## [WHAT YOU HAVE TO DO]
Copy out word for word the lines in the items below, beginning at the line that contains "List UI elements" and stopping after the line that contains "1525, 1154, 1568]". Give those lines and nothing more.

Spatial annotation records

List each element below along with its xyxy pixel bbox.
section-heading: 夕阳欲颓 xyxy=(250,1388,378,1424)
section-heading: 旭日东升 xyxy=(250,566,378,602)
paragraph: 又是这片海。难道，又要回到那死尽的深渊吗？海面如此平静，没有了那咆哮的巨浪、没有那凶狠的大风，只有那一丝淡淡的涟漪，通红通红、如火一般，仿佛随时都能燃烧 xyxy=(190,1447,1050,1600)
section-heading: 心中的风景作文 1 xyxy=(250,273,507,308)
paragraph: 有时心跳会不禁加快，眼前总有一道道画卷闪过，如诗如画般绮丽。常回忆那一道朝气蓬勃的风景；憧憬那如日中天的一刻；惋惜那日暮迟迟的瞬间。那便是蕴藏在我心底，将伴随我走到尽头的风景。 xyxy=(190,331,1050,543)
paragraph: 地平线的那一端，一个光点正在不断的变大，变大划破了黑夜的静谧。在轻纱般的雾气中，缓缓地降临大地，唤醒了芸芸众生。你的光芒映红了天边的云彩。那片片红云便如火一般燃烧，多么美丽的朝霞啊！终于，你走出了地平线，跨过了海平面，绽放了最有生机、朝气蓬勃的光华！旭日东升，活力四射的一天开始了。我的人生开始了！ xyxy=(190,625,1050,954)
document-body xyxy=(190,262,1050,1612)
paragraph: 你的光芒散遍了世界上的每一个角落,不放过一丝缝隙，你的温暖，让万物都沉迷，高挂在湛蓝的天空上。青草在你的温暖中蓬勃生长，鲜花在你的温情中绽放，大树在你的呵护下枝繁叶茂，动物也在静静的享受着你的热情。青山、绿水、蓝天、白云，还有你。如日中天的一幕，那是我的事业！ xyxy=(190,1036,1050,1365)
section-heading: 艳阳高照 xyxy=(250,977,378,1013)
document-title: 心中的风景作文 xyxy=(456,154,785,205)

--

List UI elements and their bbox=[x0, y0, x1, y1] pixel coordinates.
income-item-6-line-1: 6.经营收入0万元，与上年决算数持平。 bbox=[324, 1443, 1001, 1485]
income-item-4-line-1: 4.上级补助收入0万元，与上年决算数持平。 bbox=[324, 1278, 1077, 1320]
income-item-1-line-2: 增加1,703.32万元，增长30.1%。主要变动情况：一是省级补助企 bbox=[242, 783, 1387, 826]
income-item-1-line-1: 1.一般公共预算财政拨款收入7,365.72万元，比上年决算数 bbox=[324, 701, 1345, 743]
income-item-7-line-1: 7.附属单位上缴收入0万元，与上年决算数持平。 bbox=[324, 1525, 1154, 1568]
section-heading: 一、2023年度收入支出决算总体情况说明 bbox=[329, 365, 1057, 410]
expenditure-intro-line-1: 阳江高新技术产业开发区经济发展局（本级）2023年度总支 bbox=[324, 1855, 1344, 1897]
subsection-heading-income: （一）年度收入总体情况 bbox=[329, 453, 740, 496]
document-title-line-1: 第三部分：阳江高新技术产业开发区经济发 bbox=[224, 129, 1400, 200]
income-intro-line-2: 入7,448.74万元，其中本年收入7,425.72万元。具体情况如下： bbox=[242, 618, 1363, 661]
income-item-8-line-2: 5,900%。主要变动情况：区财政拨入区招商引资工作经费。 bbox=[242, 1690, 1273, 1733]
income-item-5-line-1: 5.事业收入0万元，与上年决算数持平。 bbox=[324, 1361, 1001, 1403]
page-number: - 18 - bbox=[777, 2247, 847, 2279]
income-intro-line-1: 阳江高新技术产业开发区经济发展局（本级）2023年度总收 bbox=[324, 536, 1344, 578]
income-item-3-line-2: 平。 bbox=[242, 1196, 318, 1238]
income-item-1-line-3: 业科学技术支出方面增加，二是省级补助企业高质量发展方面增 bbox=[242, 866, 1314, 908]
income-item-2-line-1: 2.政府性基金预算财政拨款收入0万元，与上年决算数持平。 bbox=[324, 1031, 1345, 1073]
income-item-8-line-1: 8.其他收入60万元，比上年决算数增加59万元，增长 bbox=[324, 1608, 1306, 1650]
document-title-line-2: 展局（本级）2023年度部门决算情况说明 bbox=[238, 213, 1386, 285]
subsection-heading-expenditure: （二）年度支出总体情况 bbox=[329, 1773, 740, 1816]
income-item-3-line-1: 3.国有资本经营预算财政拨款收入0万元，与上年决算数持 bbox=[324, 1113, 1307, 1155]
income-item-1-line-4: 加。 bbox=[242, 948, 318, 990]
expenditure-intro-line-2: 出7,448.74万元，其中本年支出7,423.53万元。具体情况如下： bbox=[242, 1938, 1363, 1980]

* * *

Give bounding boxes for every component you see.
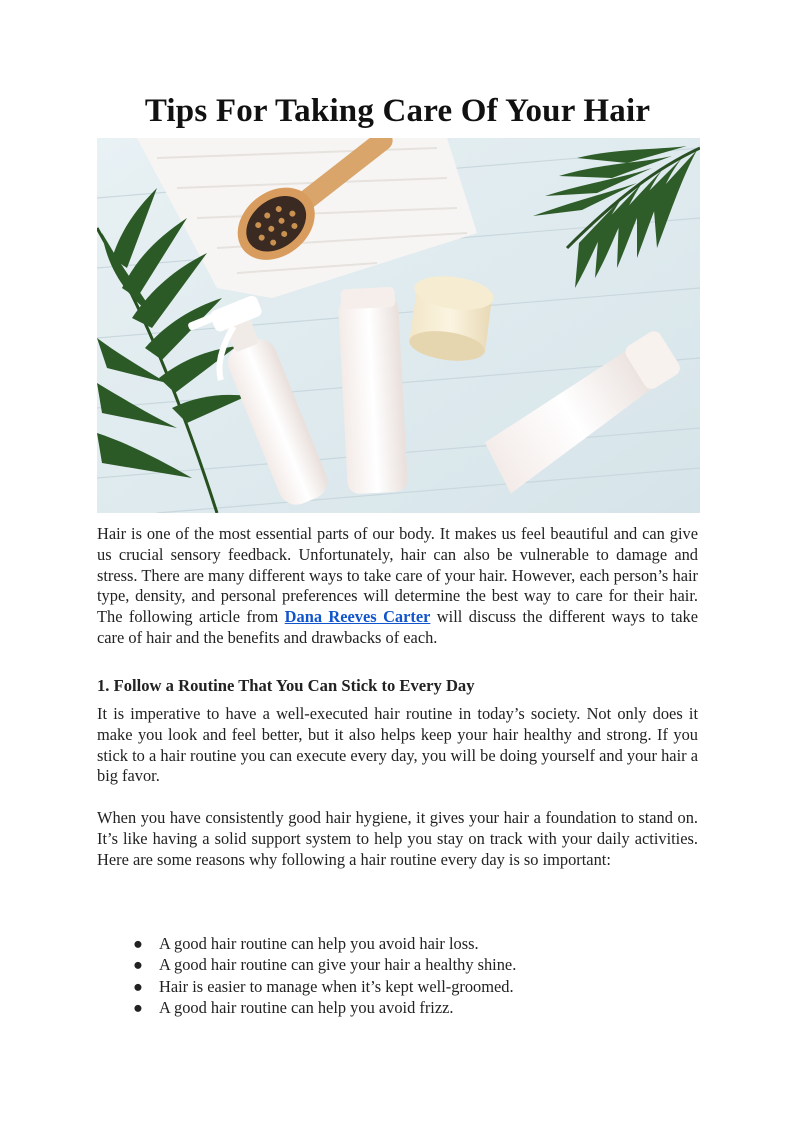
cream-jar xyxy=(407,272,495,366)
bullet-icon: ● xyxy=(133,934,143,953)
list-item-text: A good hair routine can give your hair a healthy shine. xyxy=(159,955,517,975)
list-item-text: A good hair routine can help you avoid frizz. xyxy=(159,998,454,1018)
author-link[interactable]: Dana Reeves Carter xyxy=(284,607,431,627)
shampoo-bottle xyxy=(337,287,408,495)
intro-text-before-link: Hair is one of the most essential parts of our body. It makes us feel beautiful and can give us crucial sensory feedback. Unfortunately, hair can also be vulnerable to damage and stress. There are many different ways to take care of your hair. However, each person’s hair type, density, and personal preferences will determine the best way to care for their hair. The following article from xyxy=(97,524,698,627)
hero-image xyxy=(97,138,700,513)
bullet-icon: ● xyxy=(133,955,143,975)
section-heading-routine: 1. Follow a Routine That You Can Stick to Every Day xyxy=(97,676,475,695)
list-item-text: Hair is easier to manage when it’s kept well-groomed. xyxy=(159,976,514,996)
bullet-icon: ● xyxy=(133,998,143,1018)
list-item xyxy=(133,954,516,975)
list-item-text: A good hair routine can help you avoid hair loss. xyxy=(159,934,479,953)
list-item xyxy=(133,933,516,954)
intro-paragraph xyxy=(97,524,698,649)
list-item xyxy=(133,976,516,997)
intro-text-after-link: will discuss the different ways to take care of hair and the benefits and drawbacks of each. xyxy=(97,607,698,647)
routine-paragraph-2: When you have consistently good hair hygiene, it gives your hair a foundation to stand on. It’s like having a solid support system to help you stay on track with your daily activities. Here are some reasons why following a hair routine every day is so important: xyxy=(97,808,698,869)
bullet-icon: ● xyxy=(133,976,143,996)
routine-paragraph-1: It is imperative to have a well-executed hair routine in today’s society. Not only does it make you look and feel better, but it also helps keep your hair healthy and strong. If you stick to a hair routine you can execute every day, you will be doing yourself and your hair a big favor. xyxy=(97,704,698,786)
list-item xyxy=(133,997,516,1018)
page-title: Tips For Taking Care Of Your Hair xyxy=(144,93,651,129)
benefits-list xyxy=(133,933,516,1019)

## [SOLUTION]
List UI elements and their bbox=[x0, y0, x1, y1] pixel coordinates.
income-item-6-line-1: 6.经营收入0万元，与上年决算数持平。 bbox=[324, 1443, 1001, 1485]
income-item-4-line-1: 4.上级补助收入0万元，与上年决算数持平。 bbox=[324, 1278, 1077, 1320]
income-item-1-line-2: 增加1,703.32万元，增长30.1%。主要变动情况：一是省级补助企 bbox=[242, 783, 1387, 826]
income-item-1-line-1: 1.一般公共预算财政拨款收入7,365.72万元，比上年决算数 bbox=[324, 701, 1345, 743]
income-item-7-line-1: 7.附属单位上缴收入0万元，与上年决算数持平。 bbox=[324, 1525, 1154, 1568]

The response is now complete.